__DOCUMENT EXCERPT__.
— start —

2. My study/reading basket. It holds my Bible(s), journal(s), books I am currently reading, a book of writings by a friend & writing implements. It is a pretty wicker basket, sturdy with handles. I can carry it wherever I go in the house or outside. Picking up my basket & going outside to read & bask in the sunshine brings joy to me.

3. The third thing on my list is my journal. It is almost like my imaginary friend. It is filled with notes from the days weather, things to do, insights, poems, quotes, gratitude's, blessings, scriptures, long journal entries, joys, hurts, fears & the list goes on. Each page is created sometimes daily, sometimes in advance with collaging, drawings & pictures. Sometimes nothing but writing & more writing in my journal. Seeing my journal brings me delight because I can write/create anything I want to & it is another way for me to Worship the God I am endeared to. And how He designed me, to jot notes, to nuture my creative side, process through stuff & put words on paper.

4. Hard backed books, old & new. I love the feel in my hands, the artistic covers, & the engravings. I enjoy them so much I use them creatively around my house for decorations. One time I used a several Little House on the Prairies books to raise the height of a lamp. I currently have these books on my mantle. Dh was going to get rid of book by Bryon.


5. Breezes through windows gently blowing the curtains & caressing my face bring joy to me. I can wash dishes & gaze at the trees, my rose of sharon, & the neighbors honeysuckle that has grown over our fence. Many of times a bird as stop by to greet me, a hummingbird in the rose of sharon, butterfly's & clouds greeting me. A few weeks back I watched a thunderstorm outside of my window. Yesterday as I washed dishes, I prayed, shed a few tears for my mom & swayed to the music. I let God delight in me. I delighted in Him.

6. Two new recent items that brings me joy are. The wooden swing made by j hanging from our tree & the two garden boxes we made out of some old materials. They are waiting to be filled with dirt & herbs. It brings me joy to dream about what I will put in.

7. The last thing couple of things I will mention today (there are more) that brings me feelings of delight & joy is old movies. I love old movies with the sound of live orchestras playing. Last night we watch Agatha Christies Murder on the Orient Express. The orchestra & artwork at the beginning just made me happy! Good movie too! I also love old quaint towns, pretty things around my home (I enjoy decorating on a limited budget) & music.

What gives you the feelings of joy, feelings of delight? Where do you found your daily joys in the midst of life being "so daily?"

What tangible thing can you do today to break up the daily routine? Take a walk, try a new recipe, start a new book, swing, gaze outside at the birds or clouds or just sit quietly and let God delight in you as you delight in Him & His creations.

— end —

__RAW RECORDS__.
— start —

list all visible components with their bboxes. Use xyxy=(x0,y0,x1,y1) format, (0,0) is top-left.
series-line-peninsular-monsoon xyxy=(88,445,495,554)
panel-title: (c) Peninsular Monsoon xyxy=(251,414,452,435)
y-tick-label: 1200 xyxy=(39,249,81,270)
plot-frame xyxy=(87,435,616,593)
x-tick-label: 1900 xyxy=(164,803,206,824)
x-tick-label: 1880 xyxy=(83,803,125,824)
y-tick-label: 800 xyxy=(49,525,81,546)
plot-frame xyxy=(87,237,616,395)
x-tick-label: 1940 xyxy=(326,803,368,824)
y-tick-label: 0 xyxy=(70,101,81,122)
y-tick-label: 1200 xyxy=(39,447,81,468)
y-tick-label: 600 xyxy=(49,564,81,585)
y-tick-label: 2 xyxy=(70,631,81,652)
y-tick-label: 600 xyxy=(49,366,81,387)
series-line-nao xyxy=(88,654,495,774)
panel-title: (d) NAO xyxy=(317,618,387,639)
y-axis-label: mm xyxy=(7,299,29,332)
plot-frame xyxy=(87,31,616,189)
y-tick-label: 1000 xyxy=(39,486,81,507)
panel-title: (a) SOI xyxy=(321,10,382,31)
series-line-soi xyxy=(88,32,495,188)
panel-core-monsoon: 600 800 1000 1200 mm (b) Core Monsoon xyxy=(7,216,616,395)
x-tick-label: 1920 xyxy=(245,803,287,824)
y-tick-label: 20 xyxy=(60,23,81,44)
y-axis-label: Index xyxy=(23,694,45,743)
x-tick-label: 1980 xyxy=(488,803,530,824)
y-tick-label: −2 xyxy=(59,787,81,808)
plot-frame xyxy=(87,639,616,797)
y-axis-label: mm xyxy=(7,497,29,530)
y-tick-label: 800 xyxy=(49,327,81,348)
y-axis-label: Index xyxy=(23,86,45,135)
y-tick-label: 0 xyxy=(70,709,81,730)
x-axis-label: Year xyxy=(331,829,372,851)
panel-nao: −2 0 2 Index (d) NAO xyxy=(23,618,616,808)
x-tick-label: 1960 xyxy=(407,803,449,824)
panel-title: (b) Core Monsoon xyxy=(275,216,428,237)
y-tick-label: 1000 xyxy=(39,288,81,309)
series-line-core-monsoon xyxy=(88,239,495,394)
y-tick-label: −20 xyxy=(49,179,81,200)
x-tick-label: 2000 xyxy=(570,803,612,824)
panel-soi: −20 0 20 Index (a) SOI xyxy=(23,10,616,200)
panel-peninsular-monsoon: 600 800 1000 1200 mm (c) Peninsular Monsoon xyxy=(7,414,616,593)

— end —

Set down, word for word, everything in the passage about everyday joys from "6. Two new recent" down to "will put in.". The material comes from a separate source unrelated to the text.

6. Two new recent items that brings me joy are. The wooden swing made by j hanging from our tree & the two garden boxes we made out of some old materials. They are waiting to be filled with dirt & herbs. It brings me joy to dream about what I will put in.